[Request]
Copy each line below that includes "hessenschau".

Lines of data:
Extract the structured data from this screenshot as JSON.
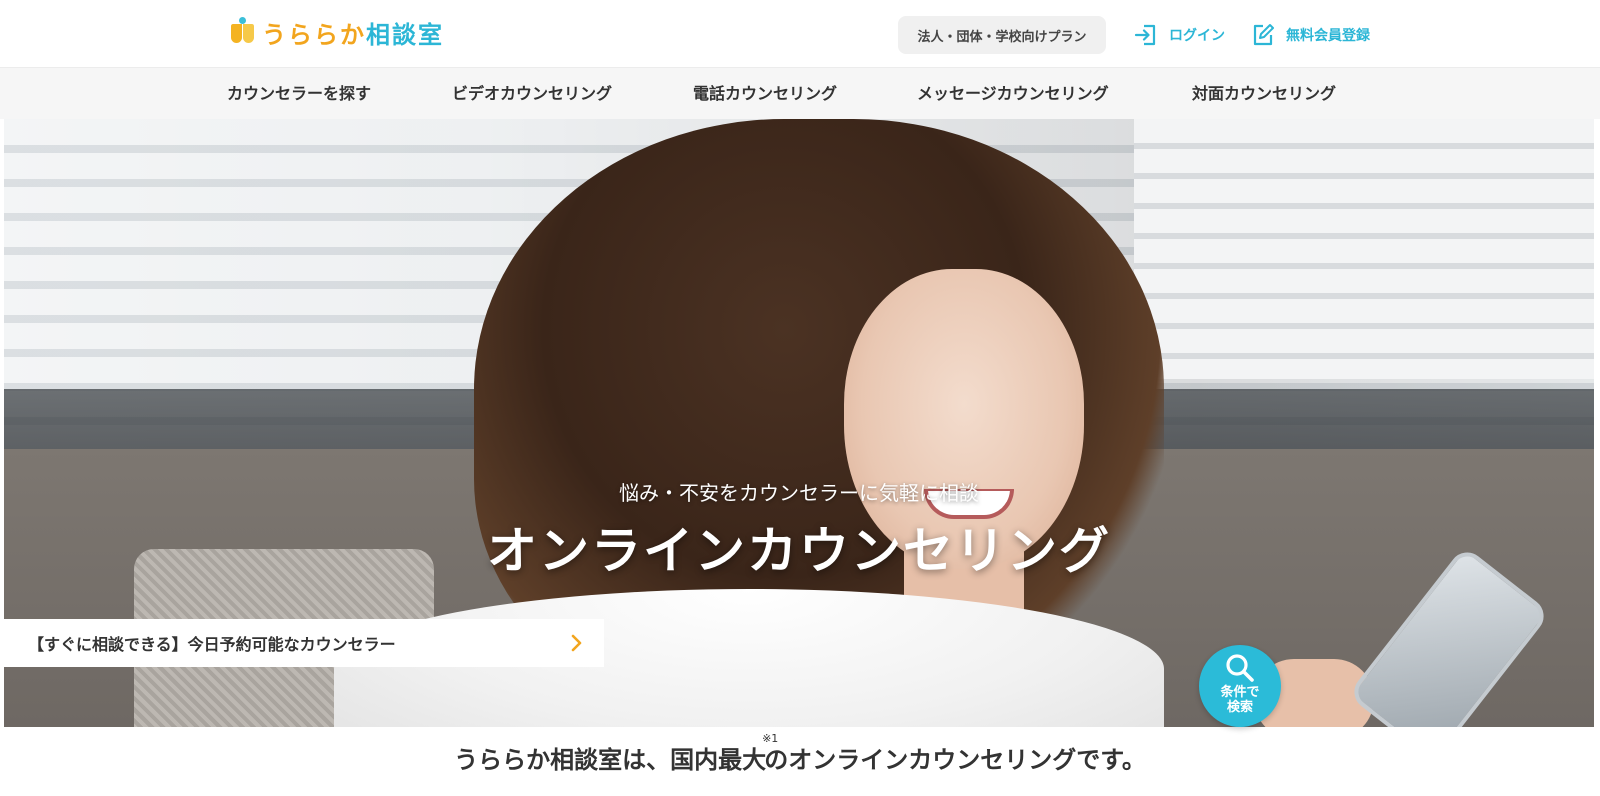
{
  "header": {
    "logo_text_part1": "うらら",
    "logo_text_part2": "か",
    "logo_text_part3": "相談室",
    "plan_button": "法人・団体・学校向けプラン",
    "login_label": "ログイン",
    "register_label": "無料会員登録",
    "accent_color": "#2cb6d6",
    "logo_accent_color": "#f2a51e"
  },
  "nav": {
    "items": [
      {
        "label": "カウンセラーを探す"
      },
      {
        "label": "ビデオカウンセリング"
      },
      {
        "label": "電話カウンセリング"
      },
      {
        "label": "メッセージカウンセリング"
      },
      {
        "label": "対面カウンセリング"
      }
    ]
  },
  "hero": {
    "tagline": "悩み・不安をカウンセラーに気軽に相談",
    "title": "オンラインカウンセリング",
    "today_bar": "【すぐに相談できる】今日予約可能なカウンセラー",
    "search_fab_line1": "条件で",
    "search_fab_line2": "検索"
  },
  "intro": {
    "text_before": "うららか相談室は、国内最大",
    "superscript": "※1",
    "text_after": "のオンラインカウンセリングです。"
  },
  "icons": {
    "logo": "logo-book-icon",
    "login": "login-arrow-icon",
    "register": "edit-pencil-icon",
    "chevron": "chevron-right-icon",
    "search": "search-magnifier-icon"
  }
}
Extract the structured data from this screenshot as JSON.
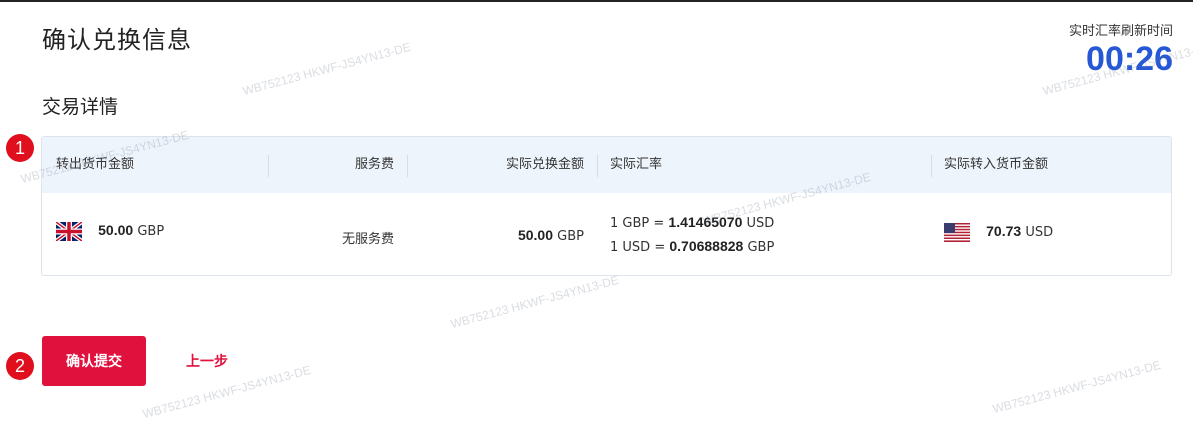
{
  "page": {
    "title": "确认兑换信息",
    "timer_label": "实时汇率刷新时间",
    "timer_value": "00:26",
    "section_title": "交易详情"
  },
  "table": {
    "headers": [
      "转出货币金额",
      "服务费",
      "实际兑换金额",
      "实际汇率",
      "实际转入货币金额"
    ],
    "row": {
      "sell_amount": "50.00",
      "sell_currency": "GBP",
      "service_fee": "无服务费",
      "exchange_amount": "50.00",
      "exchange_currency": "GBP",
      "rate1_prefix": "1 GBP =",
      "rate1_value": "1.41465070",
      "rate1_currency": "USD",
      "rate2_prefix": "1 USD =",
      "rate2_value": "0.70688828",
      "rate2_currency": "GBP",
      "buy_amount": "70.73",
      "buy_currency": "USD"
    }
  },
  "markers": [
    "1",
    "2"
  ],
  "actions": {
    "confirm_label": "确认提交",
    "back_label": "上一步"
  },
  "watermark": "WB752123 HKWF-JS4YN13-DE",
  "icons": {
    "sell_flag": "uk-flag-icon",
    "buy_flag": "us-flag-icon"
  },
  "colors": {
    "accent": "#e0123d",
    "timer": "#2557d6",
    "header_bg": "#eef4fc",
    "marker": "#e00f1e"
  }
}
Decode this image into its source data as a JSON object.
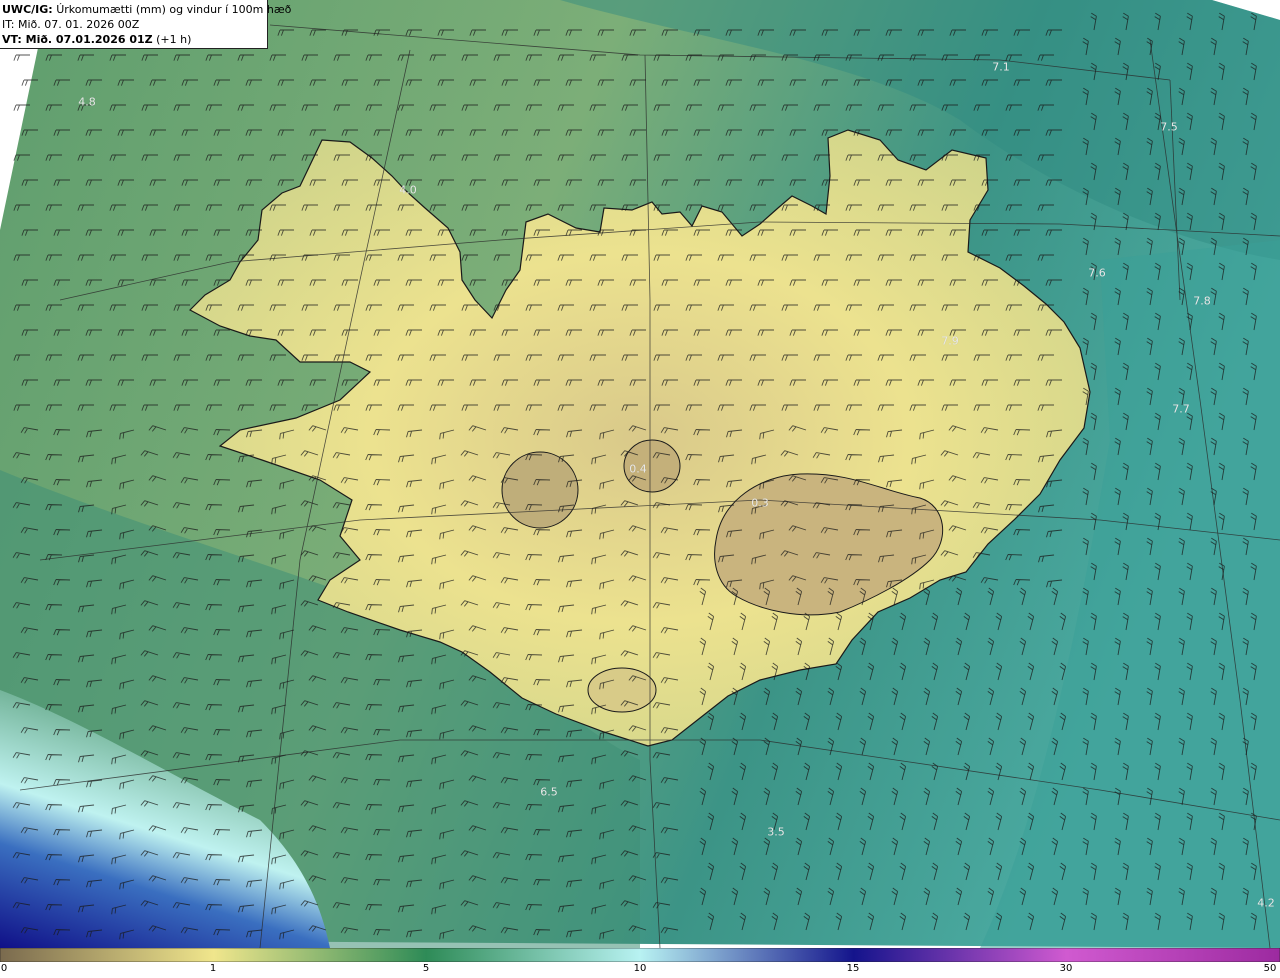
{
  "header": {
    "model_label": "UWC/IG:",
    "title": "Úrkomumætti (mm) og vindur í 100m hæð",
    "issue_time": "IT: Mið. 07. 01. 2026 00Z",
    "valid_label": "VT: Mið. 07.01.2026 01Z",
    "valid_offset": "(+1 h)"
  },
  "value_labels": [
    "4.8",
    "4.0",
    "7.1",
    "7.5",
    "7.6",
    "7.8",
    "7.9",
    "7.7",
    "0.4",
    "0.3",
    "6.5",
    "3.5",
    "4.2"
  ],
  "colorbar": {
    "ticks": [
      "0",
      "1",
      "5",
      "10",
      "15",
      "30",
      "50"
    ],
    "colors": [
      "#7a6a4e",
      "#f0e68c",
      "#2e8b57",
      "#b8f2f2",
      "#14148c",
      "#d05ad0",
      "#9c2aa0"
    ]
  },
  "colors": {
    "land": "#e6df8e",
    "sea_near": "#6fa87a",
    "sea_far": "#3d9a8e",
    "coastline": "#1a1a1a",
    "grid": "#2a2a2a",
    "barb": "#1a1a1a"
  }
}
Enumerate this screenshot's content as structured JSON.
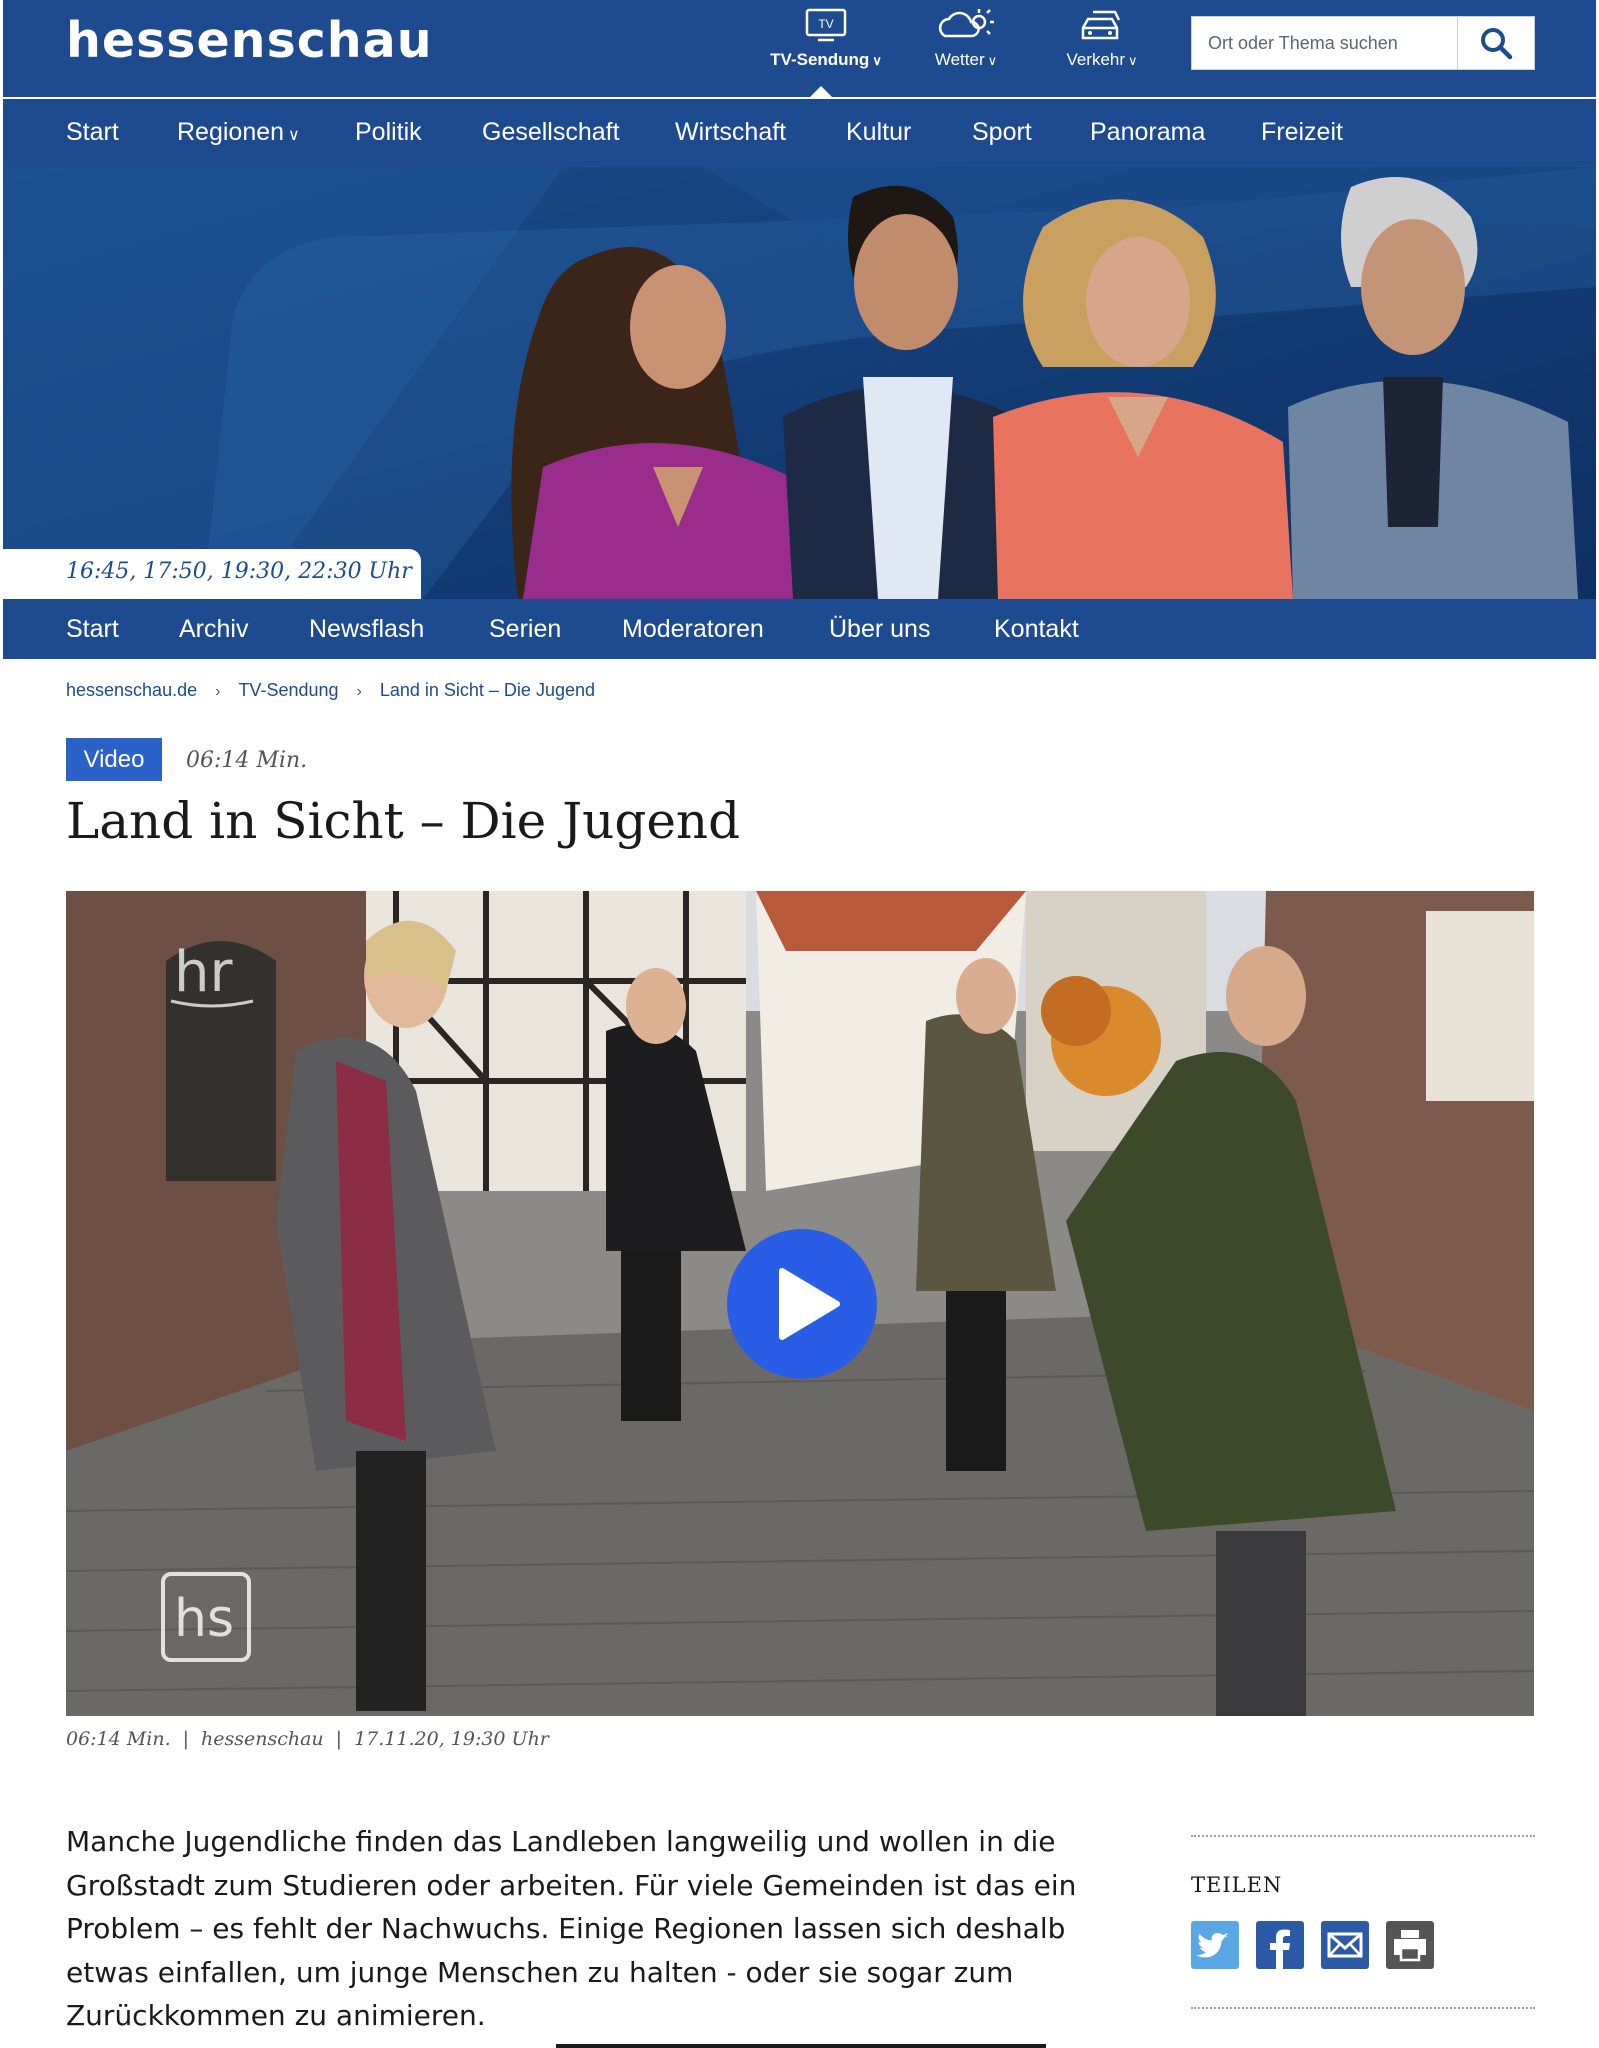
{
  "header": {
    "logo": "hessenschau",
    "services": [
      {
        "label": "TV-Sendung",
        "icon": "tv-icon"
      },
      {
        "label": "Wetter",
        "icon": "weather-icon"
      },
      {
        "label": "Verkehr",
        "icon": "traffic-car-icon"
      }
    ],
    "search": {
      "placeholder": "Ort oder Thema suchen",
      "button_icon": "search-icon"
    }
  },
  "main_nav": {
    "items": [
      "Start",
      "Regionen",
      "Politik",
      "Gesellschaft",
      "Wirtschaft",
      "Kultur",
      "Sport",
      "Panorama",
      "Freizeit"
    ]
  },
  "hero": {
    "airtimes": "16:45, 17:50, 19:30, 22:30 Uhr"
  },
  "sub_nav": {
    "items": [
      "Start",
      "Archiv",
      "Newsflash",
      "Serien",
      "Moderatoren",
      "Über uns",
      "Kontakt"
    ]
  },
  "breadcrumb": {
    "items": [
      "hessenschau.de",
      "TV-Sendung",
      "Land in Sicht – Die Jugend"
    ],
    "separator": "›"
  },
  "article": {
    "badge": "Video",
    "duration": "06:14 Min.",
    "title": "Land in Sicht – Die Jugend",
    "video": {
      "watermark_top": "hr",
      "watermark_bottom": "hs",
      "play_icon": "play-icon"
    },
    "meta": {
      "duration": "06:14 Min.",
      "source": "hessenschau",
      "date": "17.11.20, 19:30 Uhr"
    },
    "body": "Manche Jugendliche finden das Landleben langweilig und wollen in die Großstadt zum Studieren oder arbeiten. Für viele Gemeinden ist das ein Problem – es fehlt der Nachwuchs. Einige Regionen lassen sich deshalb etwas einfallen, um junge Menschen zu halten - oder sie sogar zum Zurückkommen zu animieren."
  },
  "share": {
    "label": "TEILEN",
    "buttons": [
      {
        "icon": "twitter-icon",
        "color": "#5aa7e6"
      },
      {
        "icon": "facebook-icon",
        "color": "#2d5aa6"
      },
      {
        "icon": "mail-icon",
        "color": "#2d5aa6"
      },
      {
        "icon": "print-icon",
        "color": "#555555"
      }
    ]
  },
  "colors": {
    "brand_blue": "#1e4b8f",
    "accent_blue": "#2a62c9",
    "play_blue": "#2a5de6"
  }
}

[Result of the task]
    "logo": "hessenschau",
      "hessenschau.de",
      "source": "hessenschau",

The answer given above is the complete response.